** BEGIN Input for this task **

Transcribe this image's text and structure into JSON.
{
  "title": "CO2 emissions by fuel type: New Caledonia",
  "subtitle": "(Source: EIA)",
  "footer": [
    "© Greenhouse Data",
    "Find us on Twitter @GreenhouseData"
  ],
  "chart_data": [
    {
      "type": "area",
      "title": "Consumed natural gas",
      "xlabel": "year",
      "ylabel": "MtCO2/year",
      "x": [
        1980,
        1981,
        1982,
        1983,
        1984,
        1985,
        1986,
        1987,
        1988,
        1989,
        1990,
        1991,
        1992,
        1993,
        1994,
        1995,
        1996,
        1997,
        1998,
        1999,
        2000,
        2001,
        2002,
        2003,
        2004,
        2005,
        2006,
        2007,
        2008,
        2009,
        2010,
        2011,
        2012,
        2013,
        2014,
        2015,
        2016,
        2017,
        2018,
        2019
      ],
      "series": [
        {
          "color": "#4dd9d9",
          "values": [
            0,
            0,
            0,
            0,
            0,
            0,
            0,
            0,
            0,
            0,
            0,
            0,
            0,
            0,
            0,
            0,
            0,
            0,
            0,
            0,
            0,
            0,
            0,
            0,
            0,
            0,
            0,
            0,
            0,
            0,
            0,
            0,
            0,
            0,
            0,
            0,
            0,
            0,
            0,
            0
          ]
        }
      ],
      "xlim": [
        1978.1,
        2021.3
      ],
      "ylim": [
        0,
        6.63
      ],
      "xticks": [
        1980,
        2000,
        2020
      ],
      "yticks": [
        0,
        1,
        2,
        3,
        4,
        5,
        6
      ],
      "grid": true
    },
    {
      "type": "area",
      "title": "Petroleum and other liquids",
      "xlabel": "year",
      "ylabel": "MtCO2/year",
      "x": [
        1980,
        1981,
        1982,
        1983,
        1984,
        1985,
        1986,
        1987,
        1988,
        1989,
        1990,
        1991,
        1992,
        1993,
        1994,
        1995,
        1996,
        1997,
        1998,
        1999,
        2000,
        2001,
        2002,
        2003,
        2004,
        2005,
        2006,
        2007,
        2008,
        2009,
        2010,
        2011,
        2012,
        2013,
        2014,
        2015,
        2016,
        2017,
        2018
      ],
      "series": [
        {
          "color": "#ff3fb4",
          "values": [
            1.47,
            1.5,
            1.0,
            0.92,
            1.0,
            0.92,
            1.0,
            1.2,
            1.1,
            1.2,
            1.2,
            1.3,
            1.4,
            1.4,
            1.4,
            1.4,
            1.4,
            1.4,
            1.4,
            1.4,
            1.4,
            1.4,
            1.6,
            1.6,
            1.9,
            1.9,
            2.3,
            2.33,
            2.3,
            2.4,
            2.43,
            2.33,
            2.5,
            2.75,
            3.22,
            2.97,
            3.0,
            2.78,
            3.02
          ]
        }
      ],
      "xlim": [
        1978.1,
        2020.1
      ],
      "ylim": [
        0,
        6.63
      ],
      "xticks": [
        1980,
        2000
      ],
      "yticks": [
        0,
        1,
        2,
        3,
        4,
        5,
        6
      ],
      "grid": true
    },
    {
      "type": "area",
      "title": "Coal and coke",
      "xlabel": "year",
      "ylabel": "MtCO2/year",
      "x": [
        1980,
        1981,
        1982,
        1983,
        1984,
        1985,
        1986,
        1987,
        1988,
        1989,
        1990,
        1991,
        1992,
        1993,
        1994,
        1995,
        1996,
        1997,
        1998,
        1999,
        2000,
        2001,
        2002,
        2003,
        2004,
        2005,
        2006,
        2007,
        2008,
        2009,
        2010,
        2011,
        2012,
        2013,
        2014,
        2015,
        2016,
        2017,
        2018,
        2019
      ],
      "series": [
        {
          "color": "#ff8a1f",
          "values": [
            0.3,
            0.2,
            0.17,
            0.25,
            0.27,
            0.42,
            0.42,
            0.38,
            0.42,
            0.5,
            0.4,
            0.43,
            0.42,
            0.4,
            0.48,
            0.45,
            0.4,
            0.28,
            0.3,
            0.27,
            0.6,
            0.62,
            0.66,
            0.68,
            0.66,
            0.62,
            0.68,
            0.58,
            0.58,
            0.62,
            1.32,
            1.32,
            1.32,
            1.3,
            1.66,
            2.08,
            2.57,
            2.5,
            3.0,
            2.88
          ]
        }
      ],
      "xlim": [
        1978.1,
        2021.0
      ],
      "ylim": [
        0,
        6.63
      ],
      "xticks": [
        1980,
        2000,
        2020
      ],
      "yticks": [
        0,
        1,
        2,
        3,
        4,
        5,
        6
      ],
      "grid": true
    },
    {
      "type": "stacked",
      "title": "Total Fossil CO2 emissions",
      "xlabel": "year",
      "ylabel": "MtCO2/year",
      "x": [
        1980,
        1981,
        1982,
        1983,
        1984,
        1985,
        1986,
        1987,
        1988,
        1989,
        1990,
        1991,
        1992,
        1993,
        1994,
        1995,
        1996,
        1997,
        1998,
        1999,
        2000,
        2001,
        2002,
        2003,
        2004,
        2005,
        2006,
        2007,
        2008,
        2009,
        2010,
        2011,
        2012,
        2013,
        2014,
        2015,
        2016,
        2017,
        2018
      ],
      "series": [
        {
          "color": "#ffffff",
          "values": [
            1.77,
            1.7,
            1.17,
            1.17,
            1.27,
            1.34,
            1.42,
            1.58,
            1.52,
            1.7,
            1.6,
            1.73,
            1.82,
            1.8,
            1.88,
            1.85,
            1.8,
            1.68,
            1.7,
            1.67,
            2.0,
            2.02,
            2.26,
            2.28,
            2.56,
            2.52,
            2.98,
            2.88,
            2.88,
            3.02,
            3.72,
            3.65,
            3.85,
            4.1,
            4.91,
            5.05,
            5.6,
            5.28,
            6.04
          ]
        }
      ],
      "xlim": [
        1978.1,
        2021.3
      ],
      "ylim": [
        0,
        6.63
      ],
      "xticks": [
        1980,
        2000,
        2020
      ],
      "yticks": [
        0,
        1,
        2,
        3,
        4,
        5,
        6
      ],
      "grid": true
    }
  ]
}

** END Input for this task **

Instruction: Pick each line holding the word "emissions" out of the listing.

Task output:
  "title": "CO2 emissions by fuel type: New Caledonia",
      "title": "Total Fossil CO2 emissions",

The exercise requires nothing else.